Source data:
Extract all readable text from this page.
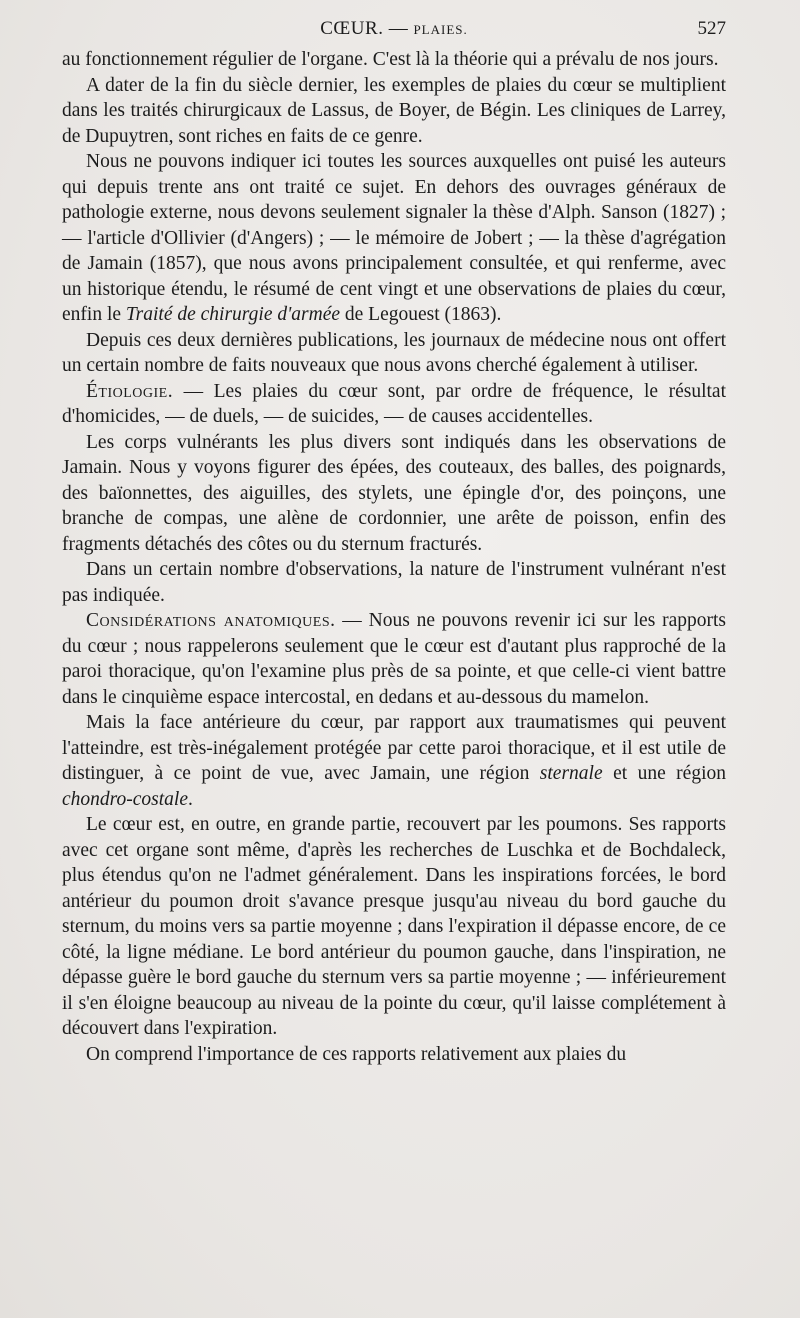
CŒUR. — PLAIES.	527

au fonctionnement régulier de l'organe. C'est là la théorie qui a prévalu de nos jours.

A dater de la fin du siècle dernier, les exemples de plaies du cœur se multiplient dans les traités chirurgicaux de Lassus, de Boyer, de Bégin. Les cliniques de Larrey, de Dupuytren, sont riches en faits de ce genre.

Nous ne pouvons indiquer ici toutes les sources auxquelles ont puisé les auteurs qui depuis trente ans ont traité ce sujet. En dehors des ouvrages généraux de pathologie externe, nous devons seulement signaler la thèse d'Alph. Sanson (1827) ; — l'article d'Ollivier (d'Angers) ; — le mémoire de Jobert ; — la thèse d'agrégation de Jamain (1857), que nous avons principalement consultée, et qui renferme, avec un historique étendu, le résumé de cent vingt et une observations de plaies du cœur, enfin le Traité de chirurgie d'armée de Legouest (1863).

Depuis ces deux dernières publications, les journaux de médecine nous ont offert un certain nombre de faits nouveaux que nous avons cherché également à utiliser.

Étiologie. — Les plaies du cœur sont, par ordre de fréquence, le résultat d'homicides, — de duels, — de suicides, — de causes accidentelles.

Les corps vulnérants les plus divers sont indiqués dans les observations de Jamain. Nous y voyons figurer des épées, des couteaux, des balles, des poignards, des baïonnettes, des aiguilles, des stylets, une épingle d'or, des poinçons, une branche de compas, une alène de cordonnier, une arête de poisson, enfin des fragments détachés des côtes ou du sternum fracturés.

Dans un certain nombre d'observations, la nature de l'instrument vulnérant n'est pas indiquée.

Considérations anatomiques. — Nous ne pouvons revenir ici sur les rapports du cœur ; nous rappelerons seulement que le cœur est d'autant plus rapproché de la paroi thoracique, qu'on l'examine plus près de sa pointe, et que celle-ci vient battre dans le cinquième espace intercostal, en dedans et au-dessous du mamelon.

Mais la face antérieure du cœur, par rapport aux traumatismes qui peuvent l'atteindre, est très-inégalement protégée par cette paroi thoracique, et il est utile de distinguer, à ce point de vue, avec Jamain, une région sternale et une région chondro-costale.

Le cœur est, en outre, en grande partie, recouvert par les poumons. Ses rapports avec cet organe sont même, d'après les recherches de Luschka et de Bochdaleck, plus étendus qu'on ne l'admet généralement. Dans les inspirations forcées, le bord antérieur du poumon droit s'avance presque jusqu'au niveau du bord gauche du sternum, du moins vers sa partie moyenne ; dans l'expiration il dépasse encore, de ce côté, la ligne médiane. Le bord antérieur du poumon gauche, dans l'inspiration, ne dépasse guère le bord gauche du sternum vers sa partie moyenne ; — inférieurement il s'en éloigne beaucoup au niveau de la pointe du cœur, qu'il laisse complétement à découvert dans l'expiration.

On comprend l'importance de ces rapports relativement aux plaies du
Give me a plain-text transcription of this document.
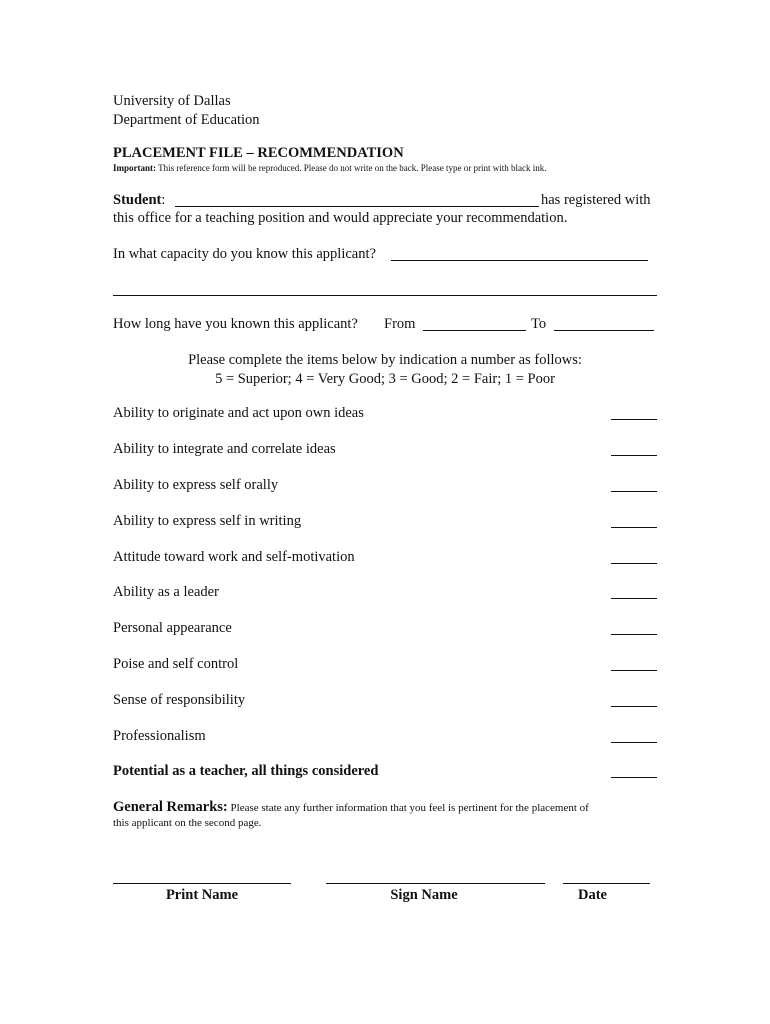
University of Dallas
Department of Education
PLACEMENT FILE – RECOMMENDATION
Important: This reference form will be reproduced. Please do not write on the back. Please type or print with black ink.
Student:	has registered with
this office for a teaching position and would appreciate your recommendation.
In what capacity do you know this applicant?
How long have you known this applicant? From	To
Please complete the items below by indication a number as follows:
5 = Superior; 4 = Very Good; 3 = Good; 2 = Fair; 1 = Poor
Ability to originate and act upon own ideas
Ability to integrate and correlate ideas
Ability to express self orally
Ability to express self in writing
Attitude toward work and self-motivation
Ability as a leader
Personal appearance
Poise and self control
Sense of responsibility
Professionalism
Potential as a teacher, all things considered
General Remarks: Please state any further information that you feel is pertinent for the placement of
this applicant on the second page.
Print Name	Sign Name	Date
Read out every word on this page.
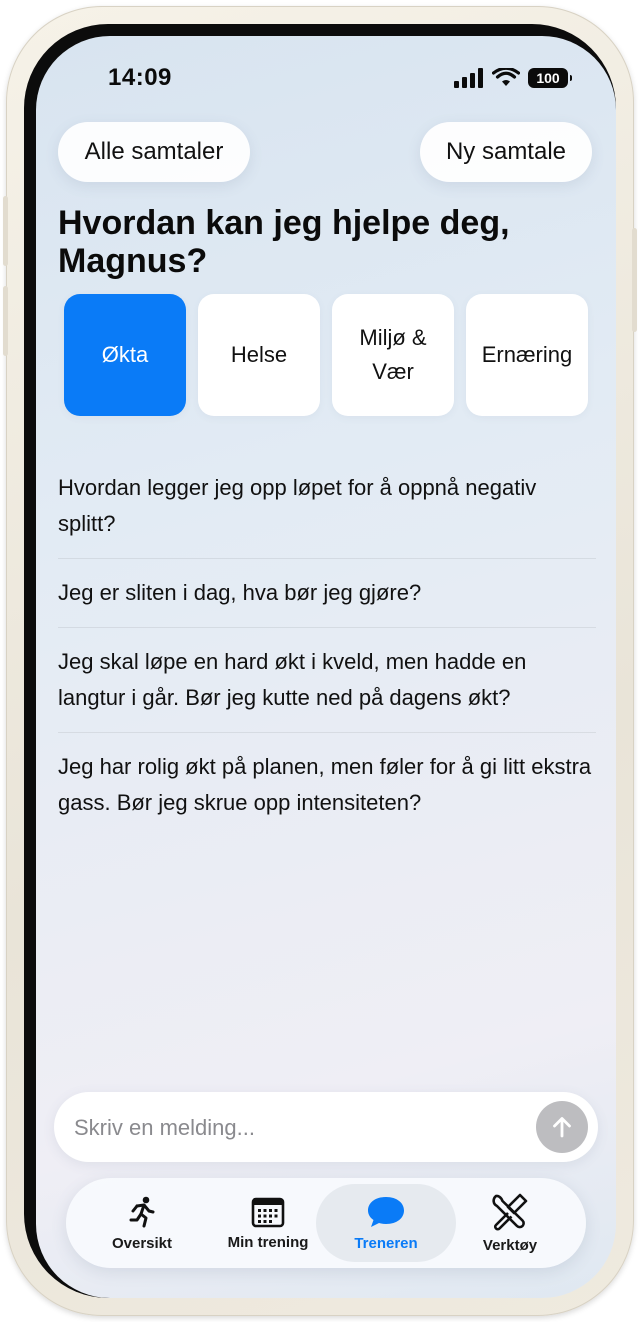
14:09	100
Alle samtaler	Ny samtale
Hvordan kan jeg hjelpe deg, Magnus?
Økta	Helse
Miljø & Vær
Ernæring
Hvordan legger jeg opp løpet for å oppnå negativ splitt?
Jeg er sliten i dag, hva bør jeg gjøre?
Jeg skal løpe en hard økt i kveld, men hadde en langtur i går. Bør jeg kutte ned på dagens økt?
Jeg har rolig økt på planen, men føler for å gi litt ekstra gass. Bør jeg skrue opp intensiteten?
Skriv en melding...
Oversikt	Min trening	Treneren	Verktøy
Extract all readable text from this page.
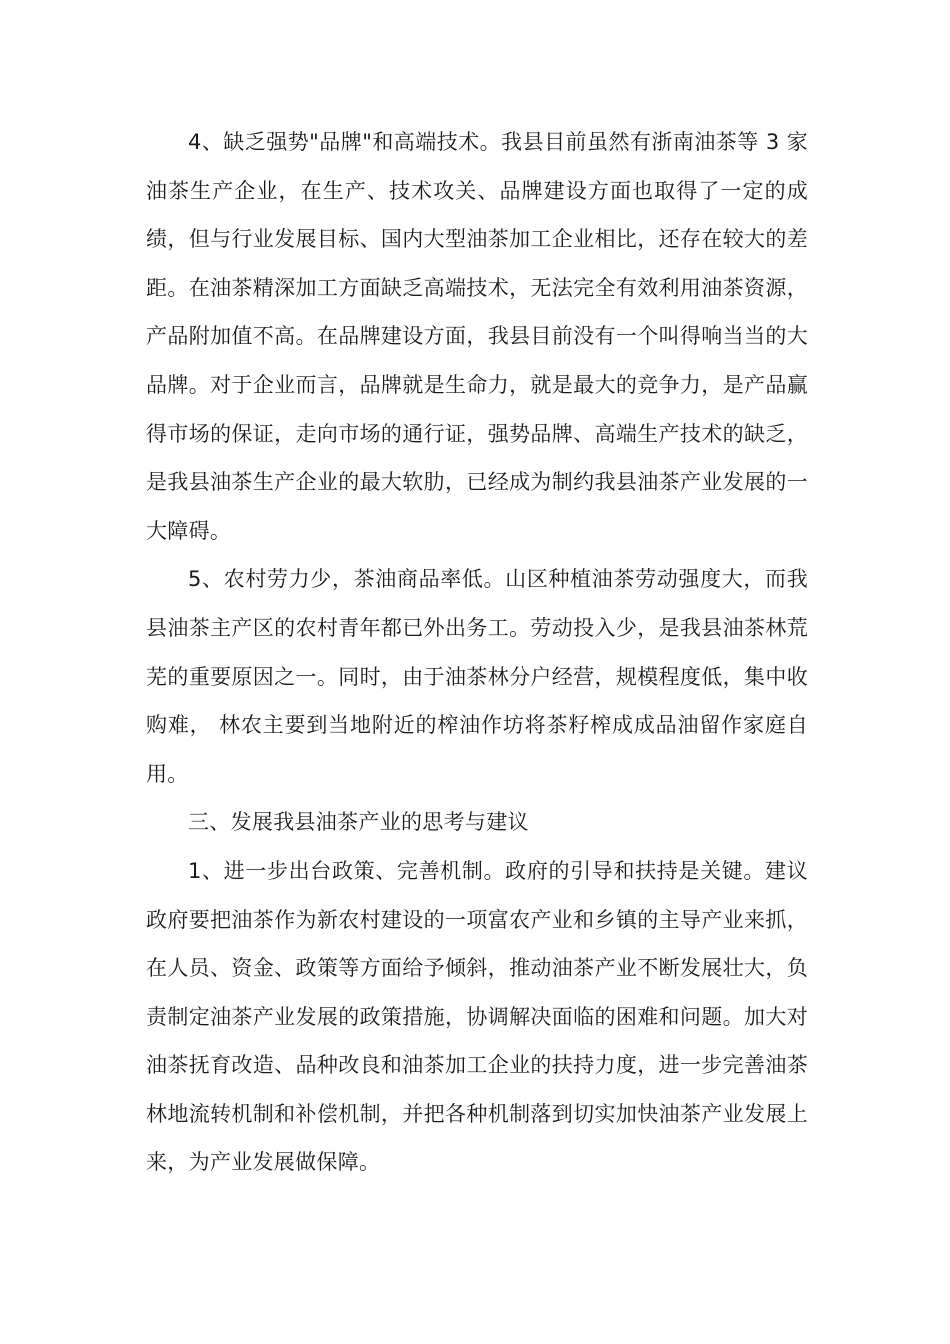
4、缺乏强势"品牌"和高端技术。我县目前虽然有浙南油茶等 3 家油茶生产企业，在生产、技术攻关、品牌建设方面也取得了一定的成绩，但与行业发展目标、国内大型油茶加工企业相比，还存在较大的差距。在油茶精深加工方面缺乏高端技术，无法完全有效利用油茶资源，产品附加值不高。在品牌建设方面，我县目前没有一个叫得响当当的大品牌。对于企业而言，品牌就是生命力，就是最大的竞争力，是产品赢得市场的保证，走向市场的通行证，强势品牌、高端生产技术的缺乏，是我县油茶生产企业的最大软肋，已经成为制约我县油茶产业发展的一大障碍。

5、农村劳力少，茶油商品率低。山区种植油茶劳动强度大，而我县油茶主产区的农村青年都已外出务工。劳动投入少，是我县油茶林荒芜的重要原因之一。同时，由于油茶林分户经营，规模程度低，集中收购难， 林农主要到当地附近的榨油作坊将茶籽榨成成品油留作家庭自用。

三、发展我县油茶产业的思考与建议

1、进一步出台政策、完善机制。政府的引导和扶持是关键。建议政府要把油茶作为新农村建设的一项富农产业和乡镇的主导产业来抓，在人员、资金、政策等方面给予倾斜，推动油茶产业不断发展壮大，负责制定油茶产业发展的政策措施，协调解决面临的困难和问题。加大对油茶抚育改造、品种改良和油茶加工企业的扶持力度，进一步完善油茶林地流转机制和补偿机制，并把各种机制落到切实加快油茶产业发展上来，为产业发展做保障。
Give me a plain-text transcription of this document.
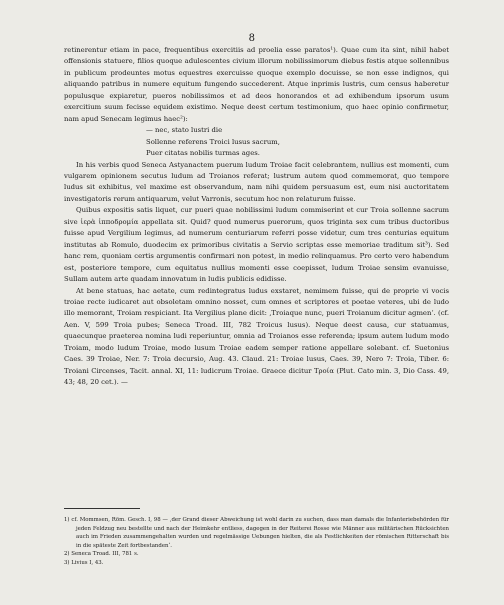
8

retinerentur etiam in pace, frequentibus exercitiis ad proelia esse paratos¹). Quae cum ita sint, nihil habet offensionis statuere, filios quoque adulescentes civium illorum nobilissimorum diebus festis atque sollennibus in publicum prodeuntes motus equestres exercuisse quoque exemplo docuisse, se non esse indignos, qui aliquando patribus in numere equitum fungendo succederent. Atque inprimis lustris, cum census haberetur populusque expiaretur, pueros nobilissimos et ad deos honorandos et ad exhibendum ipsorum usum exercitium suum fecisse equidem existimo. Neque deest certum testimonium, quo haec opinio confirmetur, nam apud Senecam legimus haec²):

— nec, stato lustri die
Sollenne referens Troici lusus sacrum,
Puer citatas nobilis turmas ages.

In his verbis quod Seneca Astyanactem puerum ludum Troiae facit celebrantem, nullius est momenti, cum vulgarem opinionem secutus ludum ad Troianos referat; lustrum autem quod commemorat, quo tempore ludus sit exhibitus, vel maxime est observandum, nam nihi quidem persuasum est, eum nisi auctoritatem investigatoris rerum antiquarum, velut Varronis, secutum hoc non relaturum fuisse.

Quibus expositis satis liquet, cur pueri quae nobilissimi ludum commiserint et cur Troia sollenne sacrum sive ἱερὰ ἱπποδρομία appellata sit. Quid? quod numerus puerorum, quos triginta sex cum tribus ductoribus fuisse apud Vergilium legimus, ad numerum centuriarum referri posse videtur, cum tres centurias equitum institutas ab Romulo, duodecim ex primoribus civitatis a Servio scriptas esse memoriae traditum sit³). Sed hanc rem, quoniam certis argumentis confirmari non potest, in medio relinquamus. Pro certo vero habendum est, posteriore tempore, cum equitatus nullius momenti esse coepisset, ludum Troiae sensim evanuisse, Sullam autem arte quadam innovatum in ludis publicis edidisse.

At bene statuas, hac aetate, cum redintegratus ludus exstaret, nemimem fuisse, qui de proprie vi vocis troiae recte iudicaret aut obsoletam omnino nosset, cum omnes et scriptores et poetae veteres, ubi de ludo illo memorant, Troiam respiciant. Ita Vergilius plane dicit: ‚Troiaque nunc, pueri Troianum dicitur agmen‘. (cf. Aen. V, 599 Troia pubes; Seneca Troad. III, 782 Troicus lusus). Neque deest causa, cur statuamus, quaecunque praeterea nomina ludi reperiuntur, omnia ad Troianos esse referenda; ipsum autem ludum modo Troiam, modo ludum Troiae, modo lusum Troiae eadem semper ratione appellare solebant. cf. Suetonius Caes. 39 Troiae, Ner. 7: Troia decursio, Aug. 43. Claud. 21: Troiae lusus, Caes. 39, Nero 7: Troia, Tiber. 6: Troiani Circenses, Tacit. annal. XI, 11: ludicrum Troiae. Graece dicitur Τροία (Plut. Cato min. 3, Dio Cass. 49, 43; 48, 20 cet.). —

1) cf. Mommsen, Röm. Gesch. I, 98 — ‚der Grand dieser Abweichung ist wohl darin zu suchen, dass man damals die Infanteriebehörden für jeden Feldzug neu bestellte und nach der Heimkehr entliess, dagegen in der Reiterei Rosse wie Männer aus militärischen Rücksichten auch im Frieden zusammengehalten wurden und regelmässige Uebungen hielten, die als Festlichkeiten der römischen Ritterschaft bis in die späteste Zeit fortbestanden‘.

2) Seneca Troad. III, 781 s.

3) Livius I, 43.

• _PROBLEM TO WORK ON_
Within the material above, find the lines that contain the word "Ability"; copy them.

• _REPLY TO THE EXERCISE_
Ability to originate and act upon own ideas
Ability to integrate and correlate ideas
Ability to express self orally
Ability to express self in writing
Ability as a leader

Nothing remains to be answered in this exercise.